[Task requirements] Write out the material again exactly, please, and omit the pictures.

Stored data entries

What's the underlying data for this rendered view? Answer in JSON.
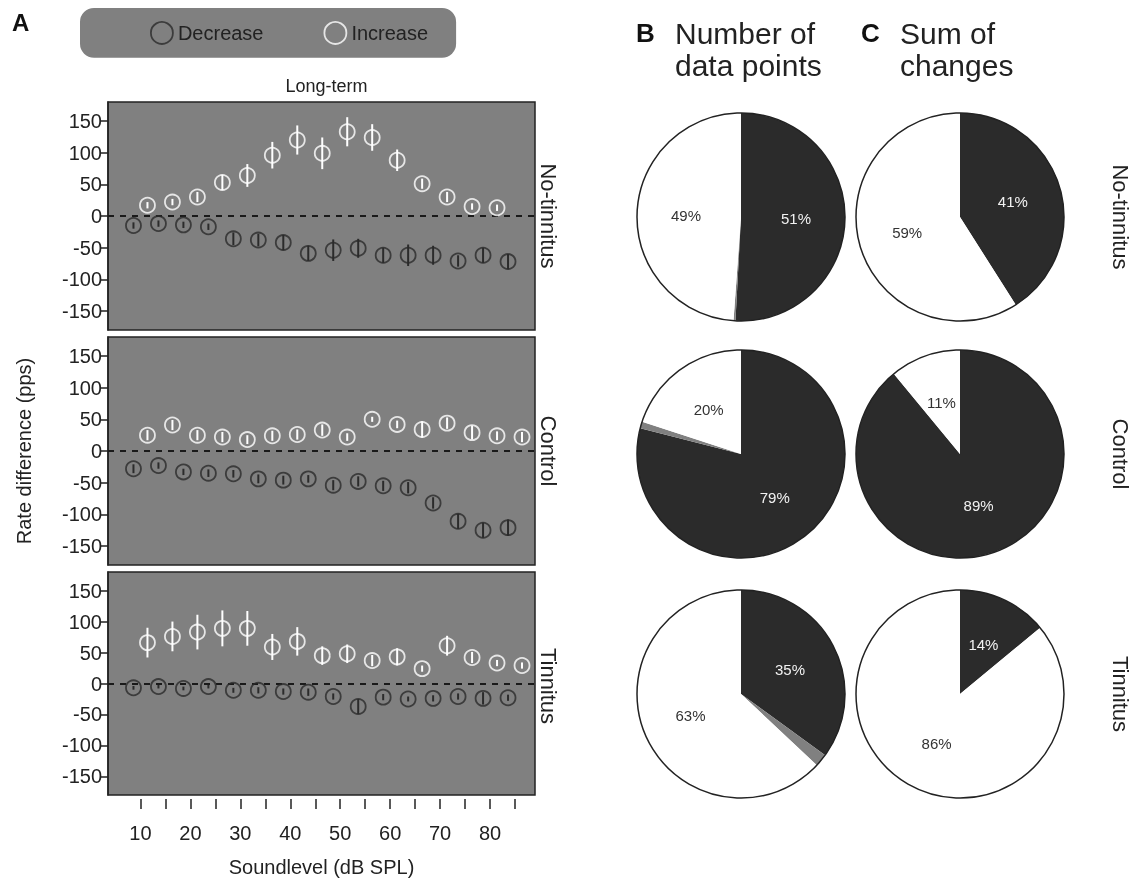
{
  "chart_data": [
    {
      "type": "scatter",
      "title": "Long-term",
      "subtitle": "No-tinnitus",
      "annotations": [
        "A"
      ],
      "legend": "top",
      "marker": "circle",
      "tick_labels": "y",
      "xlim": [
        3.5,
        89
      ],
      "ylim": [
        -180,
        180
      ],
      "yticks": [
        -150,
        -100,
        -50,
        0,
        50,
        100,
        150
      ],
      "ref_lines": [
        {
          "axis": "y",
          "value": 0,
          "line_style": "dashed",
          "color": "#1a1a1a"
        }
      ],
      "series": [
        {
          "name": "Decrease",
          "color": "#2b2b2b",
          "x": [
            8.6,
            13.6,
            18.6,
            23.6,
            28.6,
            33.6,
            38.6,
            43.6,
            48.6,
            53.6,
            58.6,
            63.6,
            68.6,
            73.6,
            78.6,
            83.6
          ],
          "values": [
            -15,
            -12,
            -14,
            -17,
            -36,
            -38,
            -42,
            -59,
            -54,
            -51,
            -62,
            -62,
            -62,
            -71,
            -62,
            -72
          ],
          "errors": [
            5,
            5,
            5,
            5,
            10,
            10,
            12,
            12,
            17,
            15,
            12,
            17,
            15,
            9,
            12,
            12
          ]
        },
        {
          "name": "Increase",
          "color": "#ffffff",
          "x": [
            11.4,
            16.4,
            21.4,
            26.4,
            31.4,
            36.4,
            41.4,
            46.4,
            51.4,
            56.4,
            61.4,
            66.4,
            71.4,
            76.4,
            81.4
          ],
          "values": [
            17,
            22,
            30,
            53,
            64,
            96,
            120,
            99,
            133,
            124,
            88,
            51,
            30,
            15,
            13
          ],
          "errors": [
            5,
            5,
            8,
            12,
            18,
            21,
            23,
            25,
            23,
            21,
            17,
            8,
            8,
            5,
            5
          ]
        }
      ]
    },
    {
      "type": "scatter",
      "subtitle": "Control",
      "ylabel": "Rate difference (pps)",
      "marker": "circle",
      "tick_labels": "y",
      "xlim": [
        3.5,
        89
      ],
      "ylim": [
        -180,
        180
      ],
      "yticks": [
        -150,
        -100,
        -50,
        0,
        50,
        100,
        150
      ],
      "ref_lines": [
        {
          "axis": "y",
          "value": 0,
          "line_style": "dashed",
          "color": "#1a1a1a"
        }
      ],
      "series": [
        {
          "color": "#2b2b2b",
          "x": [
            8.6,
            13.6,
            18.6,
            23.6,
            28.6,
            33.6,
            38.6,
            43.6,
            48.6,
            53.6,
            58.6,
            63.6,
            68.6,
            73.6,
            78.6,
            83.6
          ],
          "values": [
            -28,
            -23,
            -33,
            -35,
            -36,
            -44,
            -46,
            -44,
            -54,
            -48,
            -55,
            -58,
            -82,
            -111,
            -125,
            -121
          ],
          "errors": [
            7,
            5,
            5,
            6,
            6,
            7,
            7,
            6,
            8,
            8,
            8,
            9,
            9,
            12,
            12,
            13
          ]
        },
        {
          "color": "#ffffff",
          "x": [
            11.4,
            16.4,
            21.4,
            26.4,
            31.4,
            36.4,
            41.4,
            46.4,
            51.4,
            56.4,
            61.4,
            66.4,
            71.4,
            76.4,
            81.4,
            86.4
          ],
          "values": [
            25,
            41,
            25,
            22,
            18,
            24,
            26,
            33,
            22,
            50,
            42,
            34,
            44,
            29,
            24,
            22
          ],
          "errors": [
            8,
            8,
            8,
            8,
            7,
            8,
            8,
            9,
            6,
            4,
            6,
            13,
            9,
            11,
            7,
            8
          ]
        }
      ]
    },
    {
      "type": "scatter",
      "subtitle": "Tinnitus",
      "xlabel": "Soundlevel (dB SPL)",
      "marker": "circle",
      "xlim": [
        3.5,
        89
      ],
      "xticks": [
        10,
        {
          "value": 15,
          "label": null
        },
        20,
        {
          "value": 25,
          "label": null
        },
        30,
        {
          "value": 35,
          "label": null
        },
        40,
        {
          "value": 45,
          "label": null
        },
        50,
        {
          "value": 55,
          "label": null
        },
        60,
        {
          "value": 65,
          "label": null
        },
        70,
        {
          "value": 75,
          "label": null
        },
        80,
        {
          "value": 85,
          "label": null
        }
      ],
      "ylim": [
        -180,
        180
      ],
      "yticks": [
        -150,
        -100,
        -50,
        0,
        50,
        100,
        150
      ],
      "ref_lines": [
        {
          "axis": "y",
          "value": 0,
          "line_style": "dashed",
          "color": "#1a1a1a"
        }
      ],
      "series": [
        {
          "color": "#2b2b2b",
          "x": [
            8.6,
            13.6,
            18.6,
            23.6,
            28.6,
            33.6,
            38.6,
            43.6,
            48.6,
            53.6,
            58.6,
            63.6,
            68.6,
            73.6,
            78.6,
            83.6
          ],
          "values": [
            -7,
            -5,
            -8,
            -5,
            -11,
            -11,
            -13,
            -14,
            -21,
            -37,
            -22,
            -25,
            -24,
            -21,
            -24,
            -23
          ],
          "errors": [
            3,
            3,
            3,
            3,
            4,
            5,
            5,
            6,
            5,
            12,
            5,
            4,
            5,
            5,
            10,
            5
          ]
        },
        {
          "color": "#ffffff",
          "x": [
            11.4,
            16.4,
            21.4,
            26.4,
            31.4,
            36.4,
            41.4,
            46.4,
            51.4,
            56.4,
            61.4,
            66.4,
            71.4,
            76.4,
            81.4,
            86.4
          ],
          "values": [
            66,
            76,
            83,
            89,
            89,
            59,
            68,
            45,
            48,
            37,
            43,
            24,
            61,
            42,
            33,
            29
          ],
          "errors": [
            24,
            24,
            28,
            29,
            28,
            21,
            23,
            15,
            15,
            9,
            14,
            5,
            16,
            9,
            5,
            5
          ]
        }
      ]
    },
    {
      "type": "pie",
      "title": "Number of data points",
      "annotations": [
        "B"
      ],
      "categories": [
        null,
        null,
        null
      ],
      "values": [
        51,
        0.3,
        49
      ],
      "colors": [
        "#2b2b2b",
        "#808080",
        "#ffffff"
      ],
      "value_labels": [
        "51%",
        null,
        "49%"
      ]
    },
    {
      "type": "pie",
      "title": "Sum of changes",
      "subtitle": "No-tinnitus",
      "annotations": [
        "C"
      ],
      "categories": [
        null,
        null
      ],
      "values": [
        41,
        59
      ],
      "colors": [
        "#2b2b2b",
        "#ffffff"
      ],
      "value_labels": [
        "41%",
        "59%"
      ]
    },
    {
      "type": "pie",
      "categories": [
        null,
        null,
        null
      ],
      "values": [
        79,
        1,
        20
      ],
      "colors": [
        "#2b2b2b",
        "#808080",
        "#ffffff"
      ],
      "value_labels": [
        "79%",
        null,
        "20%"
      ]
    },
    {
      "type": "pie",
      "subtitle": "Control",
      "categories": [
        null,
        null
      ],
      "values": [
        89,
        11
      ],
      "colors": [
        "#2b2b2b",
        "#ffffff"
      ],
      "value_labels": [
        "89%",
        "11%"
      ]
    },
    {
      "type": "pie",
      "categories": [
        null,
        null,
        null
      ],
      "values": [
        35,
        2,
        63
      ],
      "colors": [
        "#2b2b2b",
        "#808080",
        "#ffffff"
      ],
      "value_labels": [
        "35%",
        null,
        "63%"
      ]
    },
    {
      "type": "pie",
      "subtitle": "Tinnitus",
      "categories": [
        null,
        null
      ],
      "values": [
        14,
        86
      ],
      "colors": [
        "#2b2b2b",
        "#ffffff"
      ],
      "value_labels": [
        "14%",
        "86%"
      ]
    }
  ]
}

[Exercise result]
What's the underlying data for this rendered view? Answer in JSON.
{
  "chart_data": [
    {
      "type": "scatter",
      "title": "Long-term",
      "subtitle": "No-tinnitus",
      "annotations": [
        "A"
      ],
      "legend": "top",
      "marker": "circle",
      "tick_labels": "y",
      "xlim": [
        3.5,
        89
      ],
      "ylim": [
        -180,
        180
      ],
      "yticks": [
        -150,
        -100,
        -50,
        0,
        50,
        100,
        150
      ],
      "ref_lines": [
        {
          "axis": "y",
          "value": 0,
          "line_style": "dashed",
          "color": "#1a1a1a"
        }
      ],
      "series": [
        {
          "name": "Decrease",
          "color": "#2b2b2b",
          "x": [
            8.6,
            13.6,
            18.6,
            23.6,
            28.6,
            33.6,
            38.6,
            43.6,
            48.6,
            53.6,
            58.6,
            63.6,
            68.6,
            73.6,
            78.6,
            83.6
          ],
          "values": [
            -15,
            -12,
            -14,
            -17,
            -36,
            -38,
            -42,
            -59,
            -54,
            -51,
            -62,
            -62,
            -62,
            -71,
            -62,
            -72
          ],
          "errors": [
            5,
            5,
            5,
            5,
            10,
            10,
            12,
            12,
            17,
            15,
            12,
            17,
            15,
            9,
            12,
            12
          ]
        },
        {
          "name": "Increase",
          "color": "#ffffff",
          "x": [
            11.4,
            16.4,
            21.4,
            26.4,
            31.4,
            36.4,
            41.4,
            46.4,
            51.4,
            56.4,
            61.4,
            66.4,
            71.4,
            76.4,
            81.4
          ],
          "values": [
            17,
            22,
            30,
            53,
            64,
            96,
            120,
            99,
            133,
            124,
            88,
            51,
            30,
            15,
            13
          ],
          "errors": [
            5,
            5,
            8,
            12,
            18,
            21,
            23,
            25,
            23,
            21,
            17,
            8,
            8,
            5,
            5
          ]
        }
      ]
    },
    {
      "type": "scatter",
      "subtitle": "Control",
      "ylabel": "Rate difference (pps)",
      "marker": "circle",
      "tick_labels": "y",
      "xlim": [
        3.5,
        89
      ],
      "ylim": [
        -180,
        180
      ],
      "yticks": [
        -150,
        -100,
        -50,
        0,
        50,
        100,
        150
      ],
      "ref_lines": [
        {
          "axis": "y",
          "value": 0,
          "line_style": "dashed",
          "color": "#1a1a1a"
        }
      ],
      "series": [
        {
          "color": "#2b2b2b",
          "x": [
            8.6,
            13.6,
            18.6,
            23.6,
            28.6,
            33.6,
            38.6,
            43.6,
            48.6,
            53.6,
            58.6,
            63.6,
            68.6,
            73.6,
            78.6,
            83.6
          ],
          "values": [
            -28,
            -23,
            -33,
            -35,
            -36,
            -44,
            -46,
            -44,
            -54,
            -48,
            -55,
            -58,
            -82,
            -111,
            -125,
            -121
          ],
          "errors": [
            7,
            5,
            5,
            6,
            6,
            7,
            7,
            6,
            8,
            8,
            8,
            9,
            9,
            12,
            12,
            13
          ]
        },
        {
          "color": "#ffffff",
          "x": [
            11.4,
            16.4,
            21.4,
            26.4,
            31.4,
            36.4,
            41.4,
            46.4,
            51.4,
            56.4,
            61.4,
            66.4,
            71.4,
            76.4,
            81.4,
            86.4
          ],
          "values": [
            25,
            41,
            25,
            22,
            18,
            24,
            26,
            33,
            22,
            50,
            42,
            34,
            44,
            29,
            24,
            22
          ],
          "errors": [
            8,
            8,
            8,
            8,
            7,
            8,
            8,
            9,
            6,
            4,
            6,
            13,
            9,
            11,
            7,
            8
          ]
        }
      ]
    },
    {
      "type": "scatter",
      "subtitle": "Tinnitus",
      "xlabel": "Soundlevel (dB SPL)",
      "marker": "circle",
      "xlim": [
        3.5,
        89
      ],
      "xticks": [
        10,
        {
          "value": 15,
          "label": null
        },
        20,
        {
          "value": 25,
          "label": null
        },
        30,
        {
          "value": 35,
          "label": null
        },
        40,
        {
          "value": 45,
          "label": null
        },
        50,
        {
          "value": 55,
          "label": null
        },
        60,
        {
          "value": 65,
          "label": null
        },
        70,
        {
          "value": 75,
          "label": null
        },
        80,
        {
          "value": 85,
          "label": null
        }
      ],
      "ylim": [
        -180,
        180
      ],
      "yticks": [
        -150,
        -100,
        -50,
        0,
        50,
        100,
        150
      ],
      "ref_lines": [
        {
          "axis": "y",
          "value": 0,
          "line_style": "dashed",
          "color": "#1a1a1a"
        }
      ],
      "series": [
        {
          "color": "#2b2b2b",
          "x": [
            8.6,
            13.6,
            18.6,
            23.6,
            28.6,
            33.6,
            38.6,
            43.6,
            48.6,
            53.6,
            58.6,
            63.6,
            68.6,
            73.6,
            78.6,
            83.6
          ],
          "values": [
            -7,
            -5,
            -8,
            -5,
            -11,
            -11,
            -13,
            -14,
            -21,
            -37,
            -22,
            -25,
            -24,
            -21,
            -24,
            -23
          ],
          "errors": [
            3,
            3,
            3,
            3,
            4,
            5,
            5,
            6,
            5,
            12,
            5,
            4,
            5,
            5,
            10,
            5
          ]
        },
        {
          "color": "#ffffff",
          "x": [
            11.4,
            16.4,
            21.4,
            26.4,
            31.4,
            36.4,
            41.4,
            46.4,
            51.4,
            56.4,
            61.4,
            66.4,
            71.4,
            76.4,
            81.4,
            86.4
          ],
          "values": [
            66,
            76,
            83,
            89,
            89,
            59,
            68,
            45,
            48,
            37,
            43,
            24,
            61,
            42,
            33,
            29
          ],
          "errors": [
            24,
            24,
            28,
            29,
            28,
            21,
            23,
            15,
            15,
            9,
            14,
            5,
            16,
            9,
            5,
            5
          ]
        }
      ]
    },
    {
      "type": "pie",
      "title": "Number of data points",
      "annotations": [
        "B"
      ],
      "categories": [
        null,
        null,
        null
      ],
      "values": [
        51,
        0.3,
        49
      ],
      "colors": [
        "#2b2b2b",
        "#808080",
        "#ffffff"
      ],
      "value_labels": [
        "51%",
        null,
        "49%"
      ]
    },
    {
      "type": "pie",
      "title": "Sum of changes",
      "subtitle": "No-tinnitus",
      "annotations": [
        "C"
      ],
      "categories": [
        null,
        null
      ],
      "values": [
        41,
        59
      ],
      "colors": [
        "#2b2b2b",
        "#ffffff"
      ],
      "value_labels": [
        "41%",
        "59%"
      ]
    },
    {
      "type": "pie",
      "categories": [
        null,
        null,
        null
      ],
      "values": [
        79,
        1,
        20
      ],
      "colors": [
        "#2b2b2b",
        "#808080",
        "#ffffff"
      ],
      "value_labels": [
        "79%",
        null,
        "20%"
      ]
    },
    {
      "type": "pie",
      "subtitle": "Control",
      "categories": [
        null,
        null
      ],
      "values": [
        89,
        11
      ],
      "colors": [
        "#2b2b2b",
        "#ffffff"
      ],
      "value_labels": [
        "89%",
        "11%"
      ]
    },
    {
      "type": "pie",
      "categories": [
        null,
        null,
        null
      ],
      "values": [
        35,
        2,
        63
      ],
      "colors": [
        "#2b2b2b",
        "#808080",
        "#ffffff"
      ],
      "value_labels": [
        "35%",
        null,
        "63%"
      ]
    },
    {
      "type": "pie",
      "subtitle": "Tinnitus",
      "categories": [
        null,
        null
      ],
      "values": [
        14,
        86
      ],
      "colors": [
        "#2b2b2b",
        "#ffffff"
      ],
      "value_labels": [
        "14%",
        "86%"
      ]
    }
  ]
}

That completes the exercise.